#### [AIM OF THE TASK]
Say the number of lines containing the string "ylabel", and say nothing else.

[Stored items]
-*-

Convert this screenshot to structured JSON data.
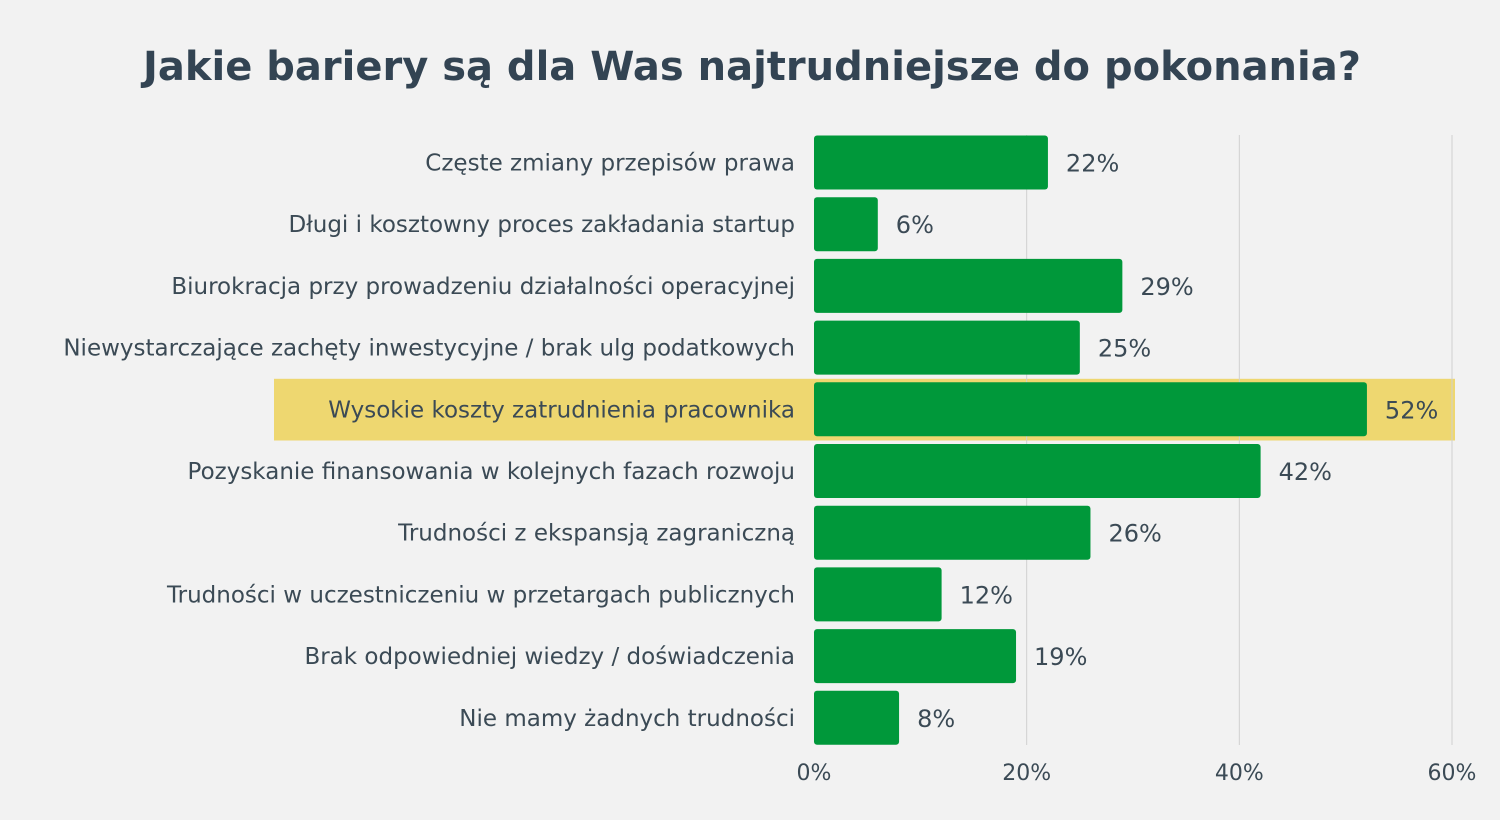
{
  "chart_data": {
    "type": "bar",
    "orientation": "horizontal",
    "title": "Jakie bariery są dla Was najtrudniejsze do pokonania?",
    "categories": [
      "Częste zmiany przepisów prawa",
      "Długi i kosztowny proces zakładania startup",
      "Biurokracja przy prowadzeniu działalności operacyjnej",
      "Niewystarczające zachęty inwestycyjne / brak ulg podatkowych",
      "Wysokie koszty zatrudnienia pracownika",
      "Pozyskanie finansowania w kolejnych fazach rozwoju",
      "Trudności z ekspansją zagraniczną",
      "Trudności w uczestniczeniu w przetargach publicznych",
      "Brak odpowiedniej wiedzy / doświadczenia",
      "Nie mamy żadnych trudności"
    ],
    "values": [
      22,
      6,
      29,
      25,
      52,
      42,
      26,
      12,
      19,
      8
    ],
    "value_labels": [
      "22%",
      "6%",
      "29%",
      "25%",
      "52%",
      "42%",
      "26%",
      "12%",
      "19%",
      "8%"
    ],
    "xlim": [
      0,
      60
    ],
    "x_ticks": [
      0,
      20,
      40,
      60
    ],
    "x_tick_labels": [
      "0%",
      "20%",
      "40%",
      "60%"
    ],
    "xlabel": "",
    "ylabel": "",
    "grid": "vertical",
    "legend": "none",
    "highlighted_category": "Wysokie koszty zatrudnienia pracownika",
    "colors": {
      "background": "#f2f2f2",
      "bar": "#00983a",
      "highlight": "#eed770",
      "text": "#3b4a55",
      "title": "#334453",
      "grid": "#d0d0d0"
    }
  }
}
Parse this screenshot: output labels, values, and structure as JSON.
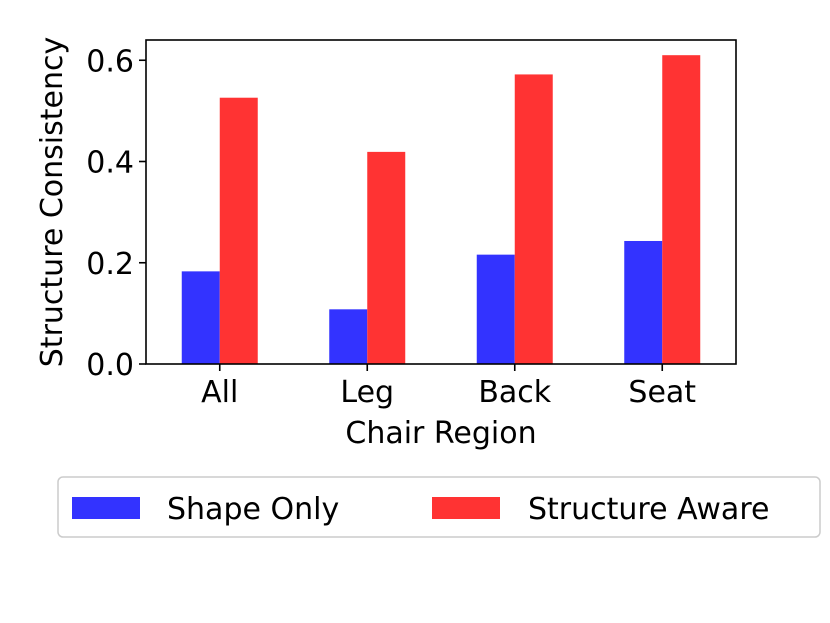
{
  "chart_data": {
    "type": "bar",
    "title": "",
    "xlabel": "Chair Region",
    "ylabel": "Structure Consistency",
    "categories": [
      "All",
      "Leg",
      "Back",
      "Seat"
    ],
    "series": [
      {
        "name": "Shape Only",
        "color": "#3333ff",
        "values": [
          0.183,
          0.108,
          0.216,
          0.243
        ]
      },
      {
        "name": "Structure Aware",
        "color": "#ff3333",
        "values": [
          0.526,
          0.419,
          0.572,
          0.61
        ]
      }
    ],
    "ylim": [
      0,
      0.64
    ],
    "yticks": [
      0.0,
      0.2,
      0.4,
      0.6
    ],
    "ytick_labels": [
      "0.0",
      "0.2",
      "0.4",
      "0.6"
    ],
    "grid": false,
    "legend_position": "below"
  }
}
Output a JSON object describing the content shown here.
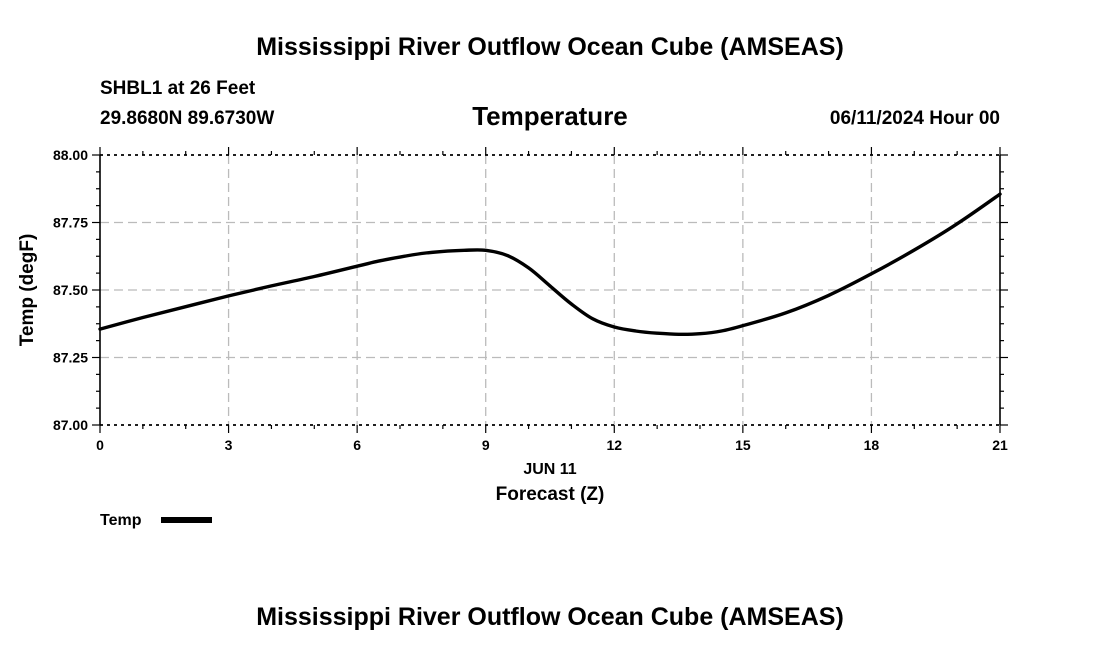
{
  "header": {
    "title": "Mississippi River Outflow Ocean Cube (AMSEAS)",
    "station": "SHBL1 at 26 Feet",
    "coords": "29.8680N  89.6730W",
    "datetime": "06/11/2024 Hour 00"
  },
  "footer": {
    "title": "Mississippi River Outflow Ocean Cube (AMSEAS)"
  },
  "chart_data": {
    "type": "line",
    "title": "Temperature",
    "ylabel": "Temp (degF)",
    "xlabel": "Forecast (Z)",
    "date_label": "JUN 11",
    "xlim": [
      0,
      21
    ],
    "ylim": [
      87.0,
      88.0
    ],
    "xticks": [
      0,
      3,
      6,
      9,
      12,
      15,
      18,
      21
    ],
    "xtick_labels": [
      "0",
      "3",
      "6",
      "9",
      "12",
      "15",
      "18",
      "21"
    ],
    "yticks": [
      87.0,
      87.25,
      87.5,
      87.75,
      88.0
    ],
    "ytick_labels": [
      "87.00",
      "87.25",
      "87.50",
      "87.75",
      "88.00"
    ],
    "grid": true,
    "series": [
      {
        "name": "Temp",
        "color": "#000000",
        "x": [
          0,
          1,
          2,
          3,
          4,
          5,
          6,
          6.5,
          7,
          7.5,
          8,
          8.5,
          9,
          9.5,
          10,
          10.5,
          11,
          11.5,
          12,
          12.5,
          13,
          13.5,
          14,
          14.5,
          15,
          16,
          17,
          18,
          19,
          20,
          21
        ],
        "values": [
          87.355,
          87.398,
          87.438,
          87.478,
          87.515,
          87.55,
          87.588,
          87.607,
          87.622,
          87.635,
          87.643,
          87.647,
          87.647,
          87.628,
          87.582,
          87.515,
          87.448,
          87.393,
          87.363,
          87.348,
          87.34,
          87.336,
          87.338,
          87.348,
          87.368,
          87.415,
          87.48,
          87.56,
          87.648,
          87.745,
          87.855
        ]
      }
    ],
    "legend": {
      "label": "Temp",
      "placement": "bottom-left"
    }
  }
}
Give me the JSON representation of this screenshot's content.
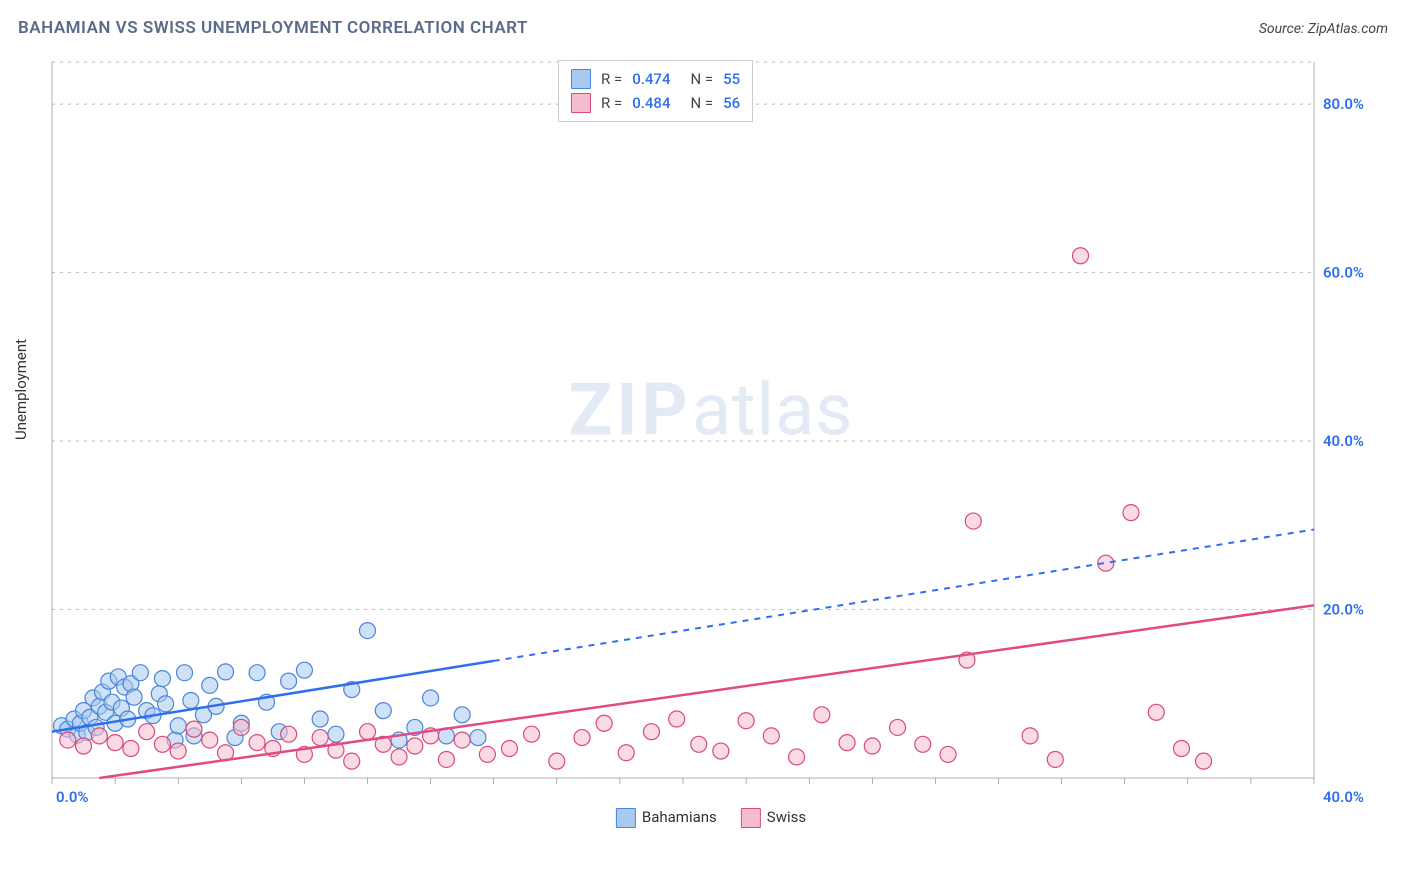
{
  "title": "BAHAMIAN VS SWISS UNEMPLOYMENT CORRELATION CHART",
  "source_label": "Source: ZipAtlas.com",
  "y_axis_label": "Unemployment",
  "watermark": {
    "bold": "ZIP",
    "rest": "atlas"
  },
  "chart": {
    "type": "scatter",
    "xlim": [
      0,
      40
    ],
    "ylim": [
      0,
      85
    ],
    "x_ticks": [
      0,
      40
    ],
    "x_tick_labels": [
      "0.0%",
      "40.0%"
    ],
    "x_minor_step": 2,
    "y_ticks": [
      20,
      40,
      60,
      80
    ],
    "y_tick_labels": [
      "20.0%",
      "40.0%",
      "60.0%",
      "80.0%"
    ],
    "background_color": "#ffffff",
    "grid_color": "#bbbbbb",
    "axis_color": "#666666",
    "label_color": "#2f6fed",
    "marker_radius": 8,
    "marker_opacity": 0.55,
    "series": [
      {
        "name": "Bahamians",
        "color_fill": "#a8c9f0",
        "color_stroke": "#4a86d8",
        "line_color": "#2f6fed",
        "R": "0.474",
        "N": "55",
        "trend": {
          "x0": 0,
          "y0": 5.5,
          "x1": 40,
          "y1": 29.5,
          "solid_until_x": 14
        },
        "points": [
          [
            0.3,
            6.2
          ],
          [
            0.5,
            5.8
          ],
          [
            0.7,
            7.0
          ],
          [
            0.8,
            5.1
          ],
          [
            0.9,
            6.5
          ],
          [
            1.0,
            8.0
          ],
          [
            1.1,
            5.4
          ],
          [
            1.2,
            7.2
          ],
          [
            1.3,
            9.5
          ],
          [
            1.4,
            6.0
          ],
          [
            1.5,
            8.5
          ],
          [
            1.6,
            10.2
          ],
          [
            1.7,
            7.8
          ],
          [
            1.8,
            11.5
          ],
          [
            1.9,
            9.0
          ],
          [
            2.0,
            6.5
          ],
          [
            2.1,
            12.0
          ],
          [
            2.2,
            8.3
          ],
          [
            2.3,
            10.8
          ],
          [
            2.4,
            7.0
          ],
          [
            2.5,
            11.2
          ],
          [
            2.6,
            9.6
          ],
          [
            2.8,
            12.5
          ],
          [
            3.0,
            8.0
          ],
          [
            3.2,
            7.4
          ],
          [
            3.4,
            10.0
          ],
          [
            3.5,
            11.8
          ],
          [
            3.6,
            8.8
          ],
          [
            3.9,
            4.5
          ],
          [
            4.0,
            6.2
          ],
          [
            4.2,
            12.5
          ],
          [
            4.4,
            9.2
          ],
          [
            4.5,
            5.0
          ],
          [
            4.8,
            7.5
          ],
          [
            5.0,
            11.0
          ],
          [
            5.2,
            8.5
          ],
          [
            5.5,
            12.6
          ],
          [
            5.8,
            4.8
          ],
          [
            6.0,
            6.5
          ],
          [
            6.5,
            12.5
          ],
          [
            6.8,
            9.0
          ],
          [
            7.2,
            5.5
          ],
          [
            7.5,
            11.5
          ],
          [
            8.0,
            12.8
          ],
          [
            8.5,
            7.0
          ],
          [
            9.0,
            5.2
          ],
          [
            9.5,
            10.5
          ],
          [
            10.0,
            17.5
          ],
          [
            10.5,
            8.0
          ],
          [
            11.0,
            4.5
          ],
          [
            11.5,
            6.0
          ],
          [
            12.0,
            9.5
          ],
          [
            12.5,
            5.0
          ],
          [
            13.0,
            7.5
          ],
          [
            13.5,
            4.8
          ]
        ]
      },
      {
        "name": "Swiss",
        "color_fill": "#f4bcd0",
        "color_stroke": "#d94a7a",
        "line_color": "#e14a88",
        "R": "0.484",
        "N": "56",
        "trend": {
          "x0": 1.5,
          "y0": 0,
          "x1": 40,
          "y1": 20.5,
          "solid_until_x": 40
        },
        "points": [
          [
            0.5,
            4.5
          ],
          [
            1.0,
            3.8
          ],
          [
            1.5,
            5.0
          ],
          [
            2.0,
            4.2
          ],
          [
            2.5,
            3.5
          ],
          [
            3.0,
            5.5
          ],
          [
            3.5,
            4.0
          ],
          [
            4.0,
            3.2
          ],
          [
            4.5,
            5.8
          ],
          [
            5.0,
            4.5
          ],
          [
            5.5,
            3.0
          ],
          [
            6.0,
            6.0
          ],
          [
            6.5,
            4.2
          ],
          [
            7.0,
            3.5
          ],
          [
            7.5,
            5.2
          ],
          [
            8.0,
            2.8
          ],
          [
            8.5,
            4.8
          ],
          [
            9.0,
            3.3
          ],
          [
            9.5,
            2.0
          ],
          [
            10.0,
            5.5
          ],
          [
            10.5,
            4.0
          ],
          [
            11.0,
            2.5
          ],
          [
            11.5,
            3.8
          ],
          [
            12.0,
            5.0
          ],
          [
            12.5,
            2.2
          ],
          [
            13.0,
            4.5
          ],
          [
            13.8,
            2.8
          ],
          [
            14.5,
            3.5
          ],
          [
            15.2,
            5.2
          ],
          [
            16.0,
            2.0
          ],
          [
            16.8,
            4.8
          ],
          [
            17.5,
            6.5
          ],
          [
            18.2,
            3.0
          ],
          [
            19.0,
            5.5
          ],
          [
            19.8,
            7.0
          ],
          [
            20.5,
            4.0
          ],
          [
            21.2,
            3.2
          ],
          [
            22.0,
            6.8
          ],
          [
            22.8,
            5.0
          ],
          [
            23.6,
            2.5
          ],
          [
            24.4,
            7.5
          ],
          [
            25.2,
            4.2
          ],
          [
            26.0,
            3.8
          ],
          [
            26.8,
            6.0
          ],
          [
            27.6,
            4.0
          ],
          [
            28.4,
            2.8
          ],
          [
            29.0,
            14.0
          ],
          [
            29.2,
            30.5
          ],
          [
            31.0,
            5.0
          ],
          [
            31.8,
            2.2
          ],
          [
            32.6,
            62.0
          ],
          [
            33.4,
            25.5
          ],
          [
            34.2,
            31.5
          ],
          [
            35.0,
            7.8
          ],
          [
            35.8,
            3.5
          ],
          [
            36.5,
            2.0
          ]
        ]
      }
    ]
  },
  "legend_labels": {
    "R": "R =",
    "N": "N ="
  },
  "bottom_legend": [
    "Bahamians",
    "Swiss"
  ]
}
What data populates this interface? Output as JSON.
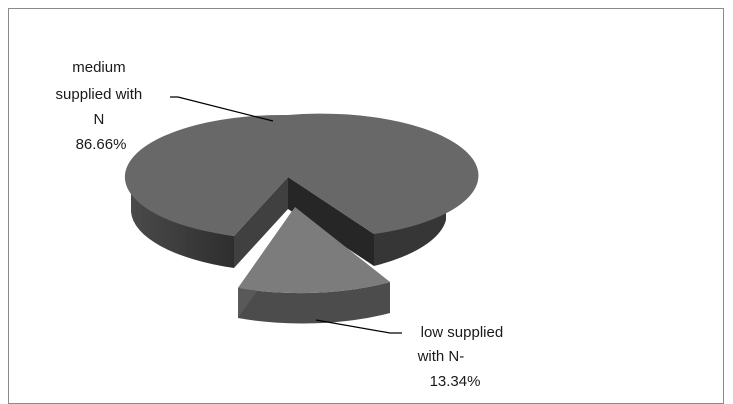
{
  "chart_data": {
    "type": "pie",
    "title": "",
    "slices": [
      {
        "label_lines": [
          "medium",
          "supplied with",
          "N",
          "86.66%"
        ],
        "value": 86.66,
        "color": "#686868"
      },
      {
        "label_lines": [
          "low supplied",
          "with N-",
          "13.34%"
        ],
        "value": 13.34,
        "color": "#7c7c7c"
      }
    ],
    "style": "3d-exploded",
    "legend": "none"
  }
}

-*-

#### [OUTPUT BELOW]
3